**Exercise objective**
Read through the entries below and return each line with the word "name".

**Records for processing**
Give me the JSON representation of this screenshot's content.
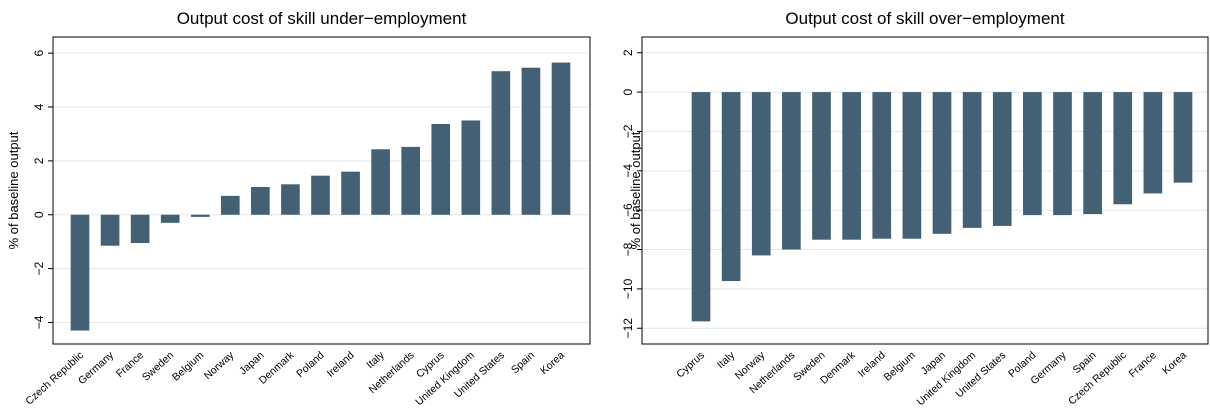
{
  "chart_data": [
    {
      "type": "bar",
      "title": "Output cost of skill under−employment",
      "xlabel": "",
      "ylabel": "% of baseline output",
      "ylim": [
        -4.8,
        6.6
      ],
      "yticks": [
        -4,
        -2,
        0,
        2,
        4,
        6
      ],
      "ytick_labels": [
        "−4",
        "−2",
        "0",
        "2",
        "4",
        "6"
      ],
      "grid": true,
      "bar_color": "#436075",
      "categories": [
        "Czech Republic",
        "Germany",
        "France",
        "Sweden",
        "Belgium",
        "Norway",
        "Japan",
        "Denmark",
        "Poland",
        "Ireland",
        "Italy",
        "Netherlands",
        "Cyprus",
        "United Kingdom",
        "United States",
        "Spain",
        "Korea"
      ],
      "values": [
        -4.3,
        -1.15,
        -1.05,
        -0.3,
        -0.08,
        0.7,
        1.03,
        1.13,
        1.45,
        1.6,
        2.43,
        2.52,
        3.37,
        3.5,
        5.33,
        5.46,
        5.65
      ]
    },
    {
      "type": "bar",
      "title": "Output cost of skill over−employment",
      "xlabel": "",
      "ylabel": "% of baseline output",
      "ylim": [
        -12.8,
        2.8
      ],
      "yticks": [
        -12,
        -10,
        -8,
        -6,
        -4,
        -2,
        0,
        2
      ],
      "ytick_labels": [
        "−12",
        "−10",
        "−8",
        "−6",
        "−4",
        "−2",
        "0",
        "2"
      ],
      "grid": true,
      "bar_color": "#436075",
      "categories": [
        "Cyprus",
        "Italy",
        "Norway",
        "Netherlands",
        "Sweden",
        "Denmark",
        "Ireland",
        "Belgium",
        "Japan",
        "United Kingdom",
        "United States",
        "Poland",
        "Germany",
        "Spain",
        "Czech Republic",
        "France",
        "Korea"
      ],
      "values": [
        -11.65,
        -9.6,
        -8.3,
        -8.0,
        -7.5,
        -7.5,
        -7.45,
        -7.45,
        -7.2,
        -6.9,
        -6.8,
        -6.25,
        -6.25,
        -6.2,
        -5.7,
        -5.15,
        -4.6
      ]
    }
  ]
}
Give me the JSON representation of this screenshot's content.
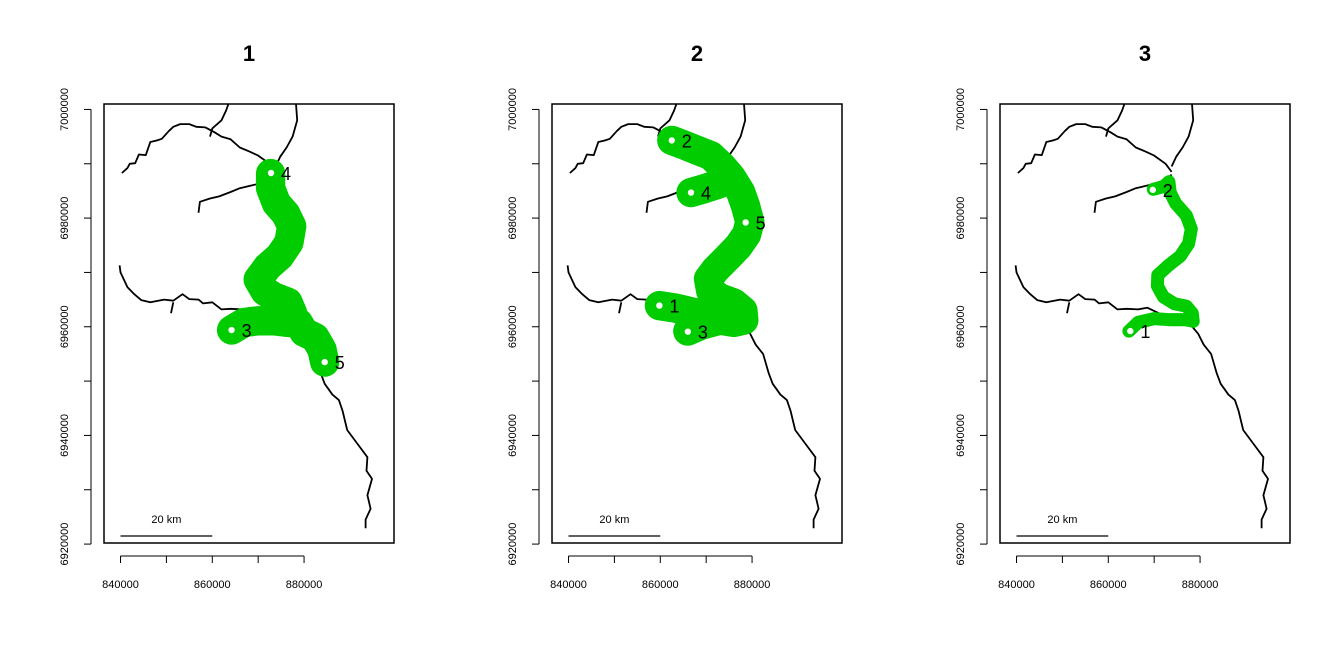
{
  "chart_data": {
    "type": "map",
    "x_ticks": [
      840000,
      860000,
      880000
    ],
    "x_tick_labels": [
      "840000",
      "860000",
      "880000"
    ],
    "y_ticks": [
      6920000,
      6940000,
      6960000,
      6980000,
      7000000
    ],
    "y_tick_labels": [
      "6920000",
      "6940000",
      "6960000",
      "6980000",
      "7000000"
    ],
    "xlim": [
      836400,
      899600
    ],
    "ylim": [
      6920200,
      7001000
    ],
    "scale_bar": {
      "label": "20 km",
      "length": 20000
    },
    "colors": {
      "path": "#00cc00",
      "river": "#000000"
    },
    "rivers": [
      {
        "name": "river-main",
        "points": [
          [
            893400,
            6922900
          ],
          [
            893400,
            6924500
          ],
          [
            894500,
            6926500
          ],
          [
            893800,
            6929000
          ],
          [
            894800,
            6932000
          ],
          [
            893600,
            6933500
          ],
          [
            893800,
            6936000
          ],
          [
            891600,
            6938500
          ],
          [
            889400,
            6941000
          ],
          [
            888400,
            6944500
          ],
          [
            887600,
            6946500
          ],
          [
            886200,
            6947500
          ],
          [
            884500,
            6949500
          ],
          [
            883600,
            6951500
          ],
          [
            882400,
            6955000
          ],
          [
            880800,
            6956700
          ],
          [
            879600,
            6958700
          ],
          [
            878000,
            6960300
          ],
          [
            877000,
            6961500
          ],
          [
            873000,
            6961200
          ],
          [
            871000,
            6962500
          ],
          [
            868500,
            6963500
          ],
          [
            866500,
            6963200
          ],
          [
            864000,
            6963300
          ],
          [
            862000,
            6963200
          ],
          [
            860000,
            6964500
          ],
          [
            858000,
            6964300
          ],
          [
            857000,
            6965000
          ],
          [
            855000,
            6965100
          ],
          [
            853500,
            6966000
          ],
          [
            851500,
            6964800
          ],
          [
            849500,
            6965000
          ],
          [
            846500,
            6964500
          ],
          [
            844500,
            6964900
          ],
          [
            843000,
            6966000
          ],
          [
            841500,
            6967300
          ],
          [
            840000,
            6970000
          ],
          [
            839800,
            6971300
          ]
        ]
      },
      {
        "name": "river-west-branch",
        "points": [
          [
            840300,
            6988300
          ],
          [
            841500,
            6989200
          ],
          [
            842000,
            6990000
          ],
          [
            843200,
            6990100
          ],
          [
            844000,
            6991700
          ],
          [
            845500,
            6991600
          ],
          [
            846500,
            6994000
          ],
          [
            848000,
            6994300
          ],
          [
            849000,
            6994600
          ],
          [
            850500,
            6996000
          ],
          [
            851500,
            6996800
          ],
          [
            853000,
            6997300
          ],
          [
            855000,
            6997300
          ],
          [
            856500,
            6996800
          ],
          [
            858500,
            6996700
          ],
          [
            860500,
            6995800
          ],
          [
            862000,
            6995000
          ],
          [
            864000,
            6994500
          ],
          [
            866000,
            6993000
          ],
          [
            868000,
            6992300
          ],
          [
            870000,
            6991500
          ],
          [
            872500,
            6990000
          ],
          [
            873800,
            6988500
          ]
        ]
      },
      {
        "name": "river-north-branch",
        "points": [
          [
            866000,
            7008000
          ],
          [
            865500,
            7006500
          ],
          [
            865000,
            7005000
          ],
          [
            864500,
            7002000
          ],
          [
            863500,
            7001000
          ],
          [
            863000,
            6999800
          ],
          [
            862000,
            6998000
          ],
          [
            860000,
            6996500
          ],
          [
            859500,
            6995000
          ]
        ]
      },
      {
        "name": "river-east-branch",
        "points": [
          [
            877700,
            7010500
          ],
          [
            878500,
            7009500
          ],
          [
            878800,
            7005500
          ],
          [
            878200,
            7001500
          ],
          [
            878500,
            6998000
          ],
          [
            877500,
            6995000
          ],
          [
            876200,
            6993000
          ],
          [
            874800,
            6991300
          ],
          [
            873800,
            6989500
          ]
        ]
      },
      {
        "name": "river-mid-branch",
        "points": [
          [
            857000,
            6981000
          ],
          [
            857300,
            6983000
          ],
          [
            859500,
            6983600
          ],
          [
            861500,
            6984000
          ],
          [
            864000,
            6984800
          ],
          [
            866000,
            6985500
          ],
          [
            868500,
            6986000
          ],
          [
            871000,
            6986500
          ],
          [
            873000,
            6987300
          ],
          [
            873800,
            6988000
          ]
        ]
      },
      {
        "name": "river-south-spur",
        "points": [
          [
            851000,
            6962500
          ],
          [
            851500,
            6964500
          ]
        ]
      }
    ],
    "panels": [
      {
        "title": "1",
        "path_width_m": 5400,
        "path": [
          [
            864200,
            6959400
          ],
          [
            867000,
            6960800
          ],
          [
            870000,
            6961100
          ],
          [
            873500,
            6961100
          ],
          [
            876500,
            6960800
          ],
          [
            878800,
            6960700
          ],
          [
            880000,
            6959000
          ],
          [
            882400,
            6958000
          ],
          [
            883900,
            6955800
          ],
          [
            884500,
            6953500
          ]
        ],
        "path_extra": [
          [
            [
              876500,
              6960800
            ],
            [
              877500,
              6962500
            ],
            [
              876500,
              6964500
            ],
            [
              873500,
              6965500
            ],
            [
              871500,
              6966500
            ],
            [
              870000,
              6968700
            ],
            [
              872000,
              6971000
            ],
            [
              874700,
              6973000
            ],
            [
              876700,
              6975500
            ],
            [
              877300,
              6978500
            ],
            [
              876000,
              6980800
            ],
            [
              874000,
              6982700
            ],
            [
              872700,
              6985500
            ],
            [
              872700,
              6988200
            ]
          ]
        ],
        "points": [
          {
            "label": "3",
            "x": 864200,
            "y": 6959400,
            "filled": false,
            "side": "right"
          },
          {
            "label": "4",
            "x": 872800,
            "y": 6988300,
            "filled": true,
            "side": "right"
          },
          {
            "label": "5",
            "x": 884500,
            "y": 6953500,
            "filled": false,
            "side": "right"
          }
        ]
      },
      {
        "title": "2",
        "path_width_m": 5400,
        "path": [
          [
            862500,
            6994300
          ],
          [
            865000,
            6993500
          ],
          [
            868000,
            6992500
          ],
          [
            871000,
            6991500
          ],
          [
            873500,
            6989500
          ],
          [
            875500,
            6987500
          ],
          [
            877500,
            6984800
          ],
          [
            878600,
            6982200
          ],
          [
            879500,
            6979300
          ],
          [
            878800,
            6977000
          ],
          [
            877000,
            6974800
          ],
          [
            874600,
            6972700
          ],
          [
            872000,
            6970500
          ],
          [
            870500,
            6968800
          ],
          [
            871000,
            6966500
          ],
          [
            873000,
            6965300
          ],
          [
            876000,
            6964400
          ],
          [
            878000,
            6963000
          ],
          [
            878200,
            6961200
          ],
          [
            876000,
            6960800
          ],
          [
            873000,
            6961200
          ],
          [
            869000,
            6960300
          ],
          [
            866000,
            6959200
          ]
        ],
        "path_extra": [
          [
            [
              859800,
              6963900
            ],
            [
              863500,
              6963400
            ],
            [
              866500,
              6962800
            ],
            [
              870000,
              6962100
            ],
            [
              874000,
              6961500
            ]
          ],
          [
            [
              866700,
              6984700
            ],
            [
              869500,
              6985400
            ],
            [
              872500,
              6986200
            ],
            [
              874300,
              6986900
            ]
          ]
        ],
        "points": [
          {
            "label": "1",
            "x": 859800,
            "y": 6963900,
            "filled": false,
            "side": "right"
          },
          {
            "label": "2",
            "x": 862500,
            "y": 6994300,
            "filled": true,
            "side": "right"
          },
          {
            "label": "3",
            "x": 866000,
            "y": 6959100,
            "filled": false,
            "side": "right"
          },
          {
            "label": "4",
            "x": 866700,
            "y": 6984700,
            "filled": true,
            "side": "right"
          },
          {
            "label": "5",
            "x": 878600,
            "y": 6979200,
            "filled": true,
            "side": "right"
          }
        ]
      },
      {
        "title": "3",
        "path_width_m": 2400,
        "path": [
          [
            864500,
            6959200
          ],
          [
            866500,
            6960800
          ],
          [
            870000,
            6961500
          ],
          [
            873500,
            6961300
          ],
          [
            876800,
            6961300
          ],
          [
            878500,
            6961000
          ],
          [
            878300,
            6962500
          ],
          [
            877000,
            6963800
          ],
          [
            874500,
            6964200
          ],
          [
            872000,
            6965500
          ],
          [
            870700,
            6967500
          ],
          [
            870800,
            6969500
          ],
          [
            873000,
            6971200
          ],
          [
            875700,
            6973000
          ],
          [
            877500,
            6975300
          ],
          [
            878100,
            6978000
          ],
          [
            877000,
            6980500
          ],
          [
            874700,
            6982700
          ],
          [
            873500,
            6984700
          ],
          [
            873200,
            6986700
          ],
          [
            872000,
            6985800
          ],
          [
            869800,
            6985300
          ]
        ],
        "path_extra": [],
        "points": [
          {
            "label": "1",
            "x": 864800,
            "y": 6959200,
            "filled": false,
            "side": "right"
          },
          {
            "label": "2",
            "x": 869700,
            "y": 6985200,
            "filled": false,
            "side": "right"
          }
        ]
      }
    ]
  }
}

**Result below**
        "name": "river-main",
        "name": "river-west-branch",
        "name": "river-north-branch",
        "name": "river-east-branch",
        "name": "river-mid-branch",
        "name": "river-south-spur",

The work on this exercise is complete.